Write the records below out in full, character for character, with no pictures.

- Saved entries
⟨
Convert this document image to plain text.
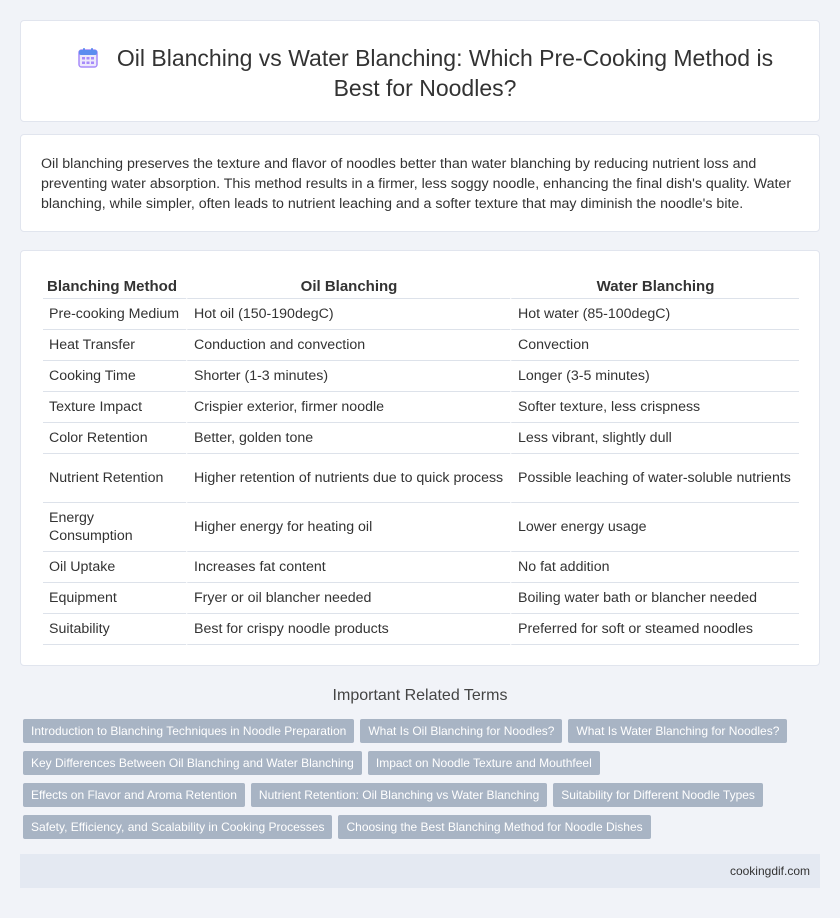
Oil Blanching vs Water Blanching: Which Pre-Cooking Method is Best for Noodles?

Oil blanching preserves the texture and flavor of noodles better than water blanching by reducing nutrient loss and preventing water absorption. This method results in a firmer, less soggy noodle, enhancing the final dish's quality. Water blanching, while simpler, often leads to nutrient leaching and a softer texture that may diminish the noodle's bite.

Blanching Method	Oil Blanching	Water Blanching
Pre-cooking Medium	Hot oil (150-190degC)	Hot water (85-100degC)
Heat Transfer	Conduction and convection	Convection
Cooking Time	Shorter (1-3 minutes)	Longer (3-5 minutes)
Texture Impact	Crispier exterior, firmer noodle	Softer texture, less crispness
Color Retention	Better, golden tone	Less vibrant, slightly dull
Nutrient Retention	Higher retention of nutrients due to quick process	Possible leaching of water-soluble nutrients
Energy Consumption	Higher energy for heating oil	Lower energy usage
Oil Uptake	Increases fat content	No fat addition
Equipment	Fryer or oil blancher needed	Boiling water bath or blancher needed
Suitability	Best for crispy noodle products	Preferred for soft or steamed noodles
Important Related Terms
Introduction to Blanching Techniques in Noodle Preparation What Is Oil Blanching for Noodles? What Is Water Blanching for Noodles?
Key Differences Between Oil Blanching and Water Blanching Impact on Noodle Texture and Mouthfeel
Effects on Flavor and Aroma Retention Nutrient Retention: Oil Blanching vs Water Blanching Suitability for Different Noodle Types
Safety, Efficiency, and Scalability in Cooking Processes Choosing the Best Blanching Method for Noodle Dishes
cookingdif.com
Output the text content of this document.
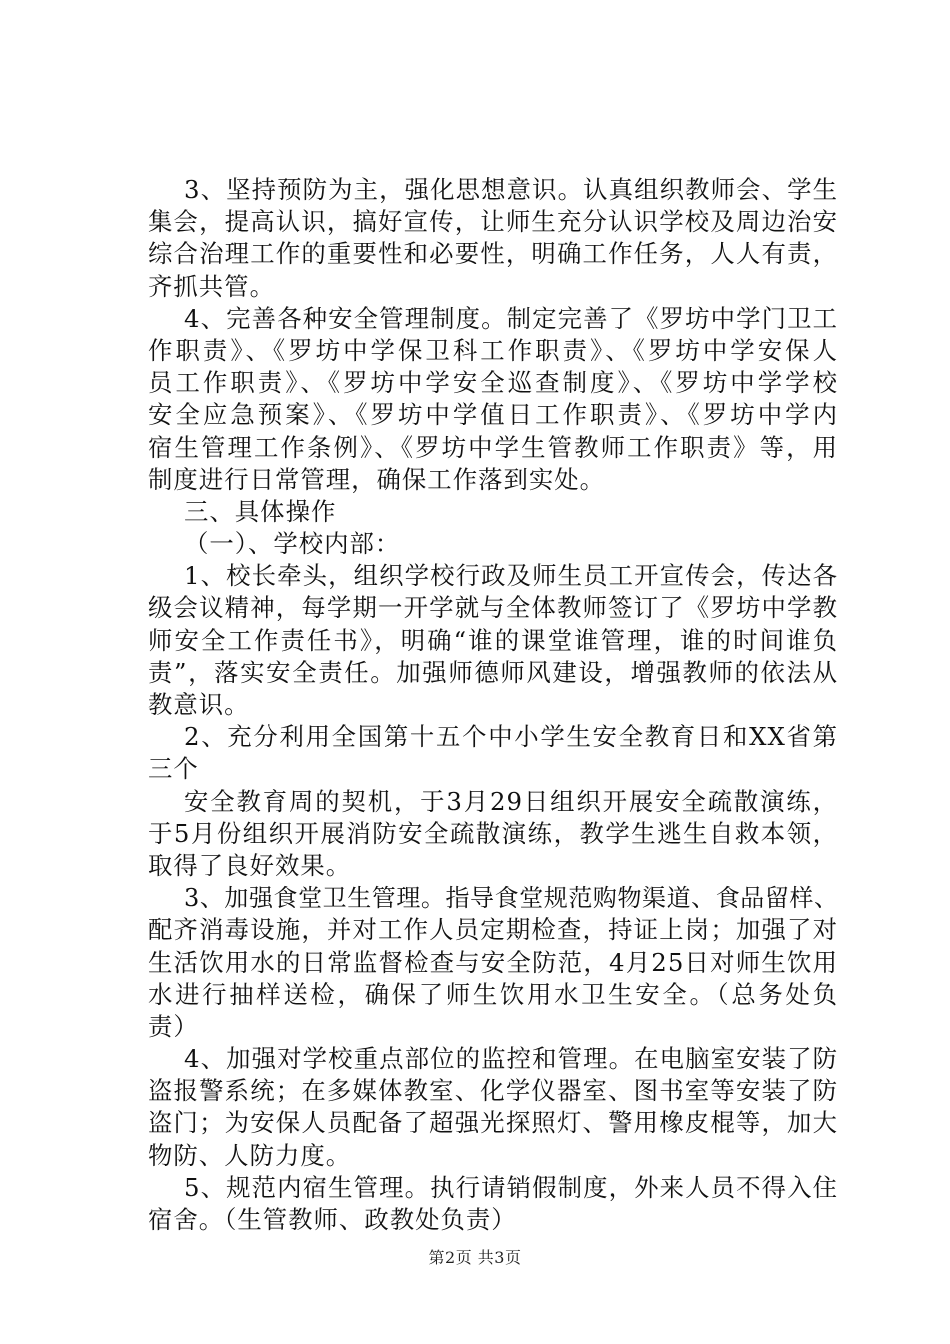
3、坚持预防为主，强化思想意识。认真组织教师会、学生
集会，提高认识，搞好宣传，让师生充分认识学校及周边治安
综合治理工作的重要性和必要性，明确工作任务，人人有责，
齐抓共管。
4、完善各种安全管理制度。制定完善了《罗坊中学门卫工
作职责》、《罗坊中学保卫科工作职责》、《罗坊中学安保人
员工作职责》、《罗坊中学安全巡查制度》、《罗坊中学学校
安全应急预案》、《罗坊中学值日工作职责》、《罗坊中学内
宿生管理工作条例》、《罗坊中学生管教师工作职责》等，用
制度进行日常管理，确保工作落到实处。
三、具体操作
（一）、学校内部：
1、校长牵头，组织学校行政及师生员工开宣传会，传达各
级会议精神，每学期一开学就与全体教师签订了《罗坊中学教
师安全工作责任书》，明确“谁的课堂谁管理，谁的时间谁负
责”，落实安全责任。加强师德师风建设，增强教师的依法从
教意识。
2、充分利用全国第十五个中小学生安全教育日和XX省第
三个
安全教育周的契机，于3月29日组织开展安全疏散演练，
于5月份组织开展消防安全疏散演练，教学生逃生自救本领，
取得了良好效果。
3、加强食堂卫生管理。指导食堂规范购物渠道、食品留样、
配齐消毒设施，并对工作人员定期检查，持证上岗；加强了对
生活饮用水的日常监督检查与安全防范，4月25日对师生饮用
水进行抽样送检，确保了师生饮用水卫生安全。（总务处负
责）
4、加强对学校重点部位的监控和管理。在电脑室安装了防
盗报警系统；在多媒体教室、化学仪器室、图书室等安装了防
盗门；为安保人员配备了超强光探照灯、警用橡皮棍等，加大
物防、人防力度。
5、规范内宿生管理。执行请销假制度，外来人员不得入住
宿舍。（生管教师、政教处负责）
第2页 共3页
⟩
- Answer
Convert this document image to plain text.
Oil Blanching vs Water Blanching: Which Pre-Cooking Method is Best for Noodles?

Oil blanching preserves the texture and flavor of noodles better than water blanching by reducing nutrient loss and preventing water absorption. This method results in a firmer, less soggy noodle, enhancing the final dish's quality. Water blanching, while simpler, often leads to nutrient leaching and a softer texture that may diminish the noodle's bite.

Blanching Method	Oil Blanching	Water Blanching
Pre-cooking Medium	Hot oil (150-190degC)	Hot water (85-100degC)
Heat Transfer	Conduction and convection	Convection
Cooking Time	Shorter (1-3 minutes)	Longer (3-5 minutes)
Texture Impact	Crispier exterior, firmer noodle	Softer texture, less crispness
Color Retention	Better, golden tone	Less vibrant, slightly dull
Nutrient Retention	Higher retention of nutrients due to quick process	Possible leaching of water-soluble nutrients
Energy Consumption	Higher energy for heating oil	Lower energy usage
Oil Uptake	Increases fat content	No fat addition
Equipment	Fryer or oil blancher needed	Boiling water bath or blancher needed
Suitability	Best for crispy noodle products	Preferred for soft or steamed noodles
Important Related Terms
Introduction to Blanching Techniques in Noodle Preparation What Is Oil Blanching for Noodles? What Is Water Blanching for Noodles?
Key Differences Between Oil Blanching and Water Blanching Impact on Noodle Texture and Mouthfeel
Effects on Flavor and Aroma Retention Nutrient Retention: Oil Blanching vs Water Blanching Suitability for Different Noodle Types
Safety, Efficiency, and Scalability in Cooking Processes Choosing the Best Blanching Method for Noodle Dishes
cookingdif.com
Output the text content of this document.
3、坚持预防为主，强化思想意识。认真组织教师会、学生
集会，提高认识，搞好宣传，让师生充分认识学校及周边治安
综合治理工作的重要性和必要性，明确工作任务，人人有责，
齐抓共管。
4、完善各种安全管理制度。制定完善了《罗坊中学门卫工
作职责》、《罗坊中学保卫科工作职责》、《罗坊中学安保人
员工作职责》、《罗坊中学安全巡查制度》、《罗坊中学学校
安全应急预案》、《罗坊中学值日工作职责》、《罗坊中学内
宿生管理工作条例》、《罗坊中学生管教师工作职责》等，用
制度进行日常管理，确保工作落到实处。
三、具体操作
（一）、学校内部：
1、校长牵头，组织学校行政及师生员工开宣传会，传达各
级会议精神，每学期一开学就与全体教师签订了《罗坊中学教
师安全工作责任书》，明确“谁的课堂谁管理，谁的时间谁负
责”，落实安全责任。加强师德师风建设，增强教师的依法从
教意识。
2、充分利用全国第十五个中小学生安全教育日和XX省第
三个
安全教育周的契机，于3月29日组织开展安全疏散演练，
于5月份组织开展消防安全疏散演练，教学生逃生自救本领，
取得了良好效果。
3、加强食堂卫生管理。指导食堂规范购物渠道、食品留样、
配齐消毒设施，并对工作人员定期检查，持证上岗；加强了对
生活饮用水的日常监督检查与安全防范，4月25日对师生饮用
水进行抽样送检，确保了师生饮用水卫生安全。（总务处负
责）
4、加强对学校重点部位的监控和管理。在电脑室安装了防
盗报警系统；在多媒体教室、化学仪器室、图书室等安装了防
盗门；为安保人员配备了超强光探照灯、警用橡皮棍等，加大
物防、人防力度。
5、规范内宿生管理。执行请销假制度，外来人员不得入住
宿舍。（生管教师、政教处负责）
第2页 共3页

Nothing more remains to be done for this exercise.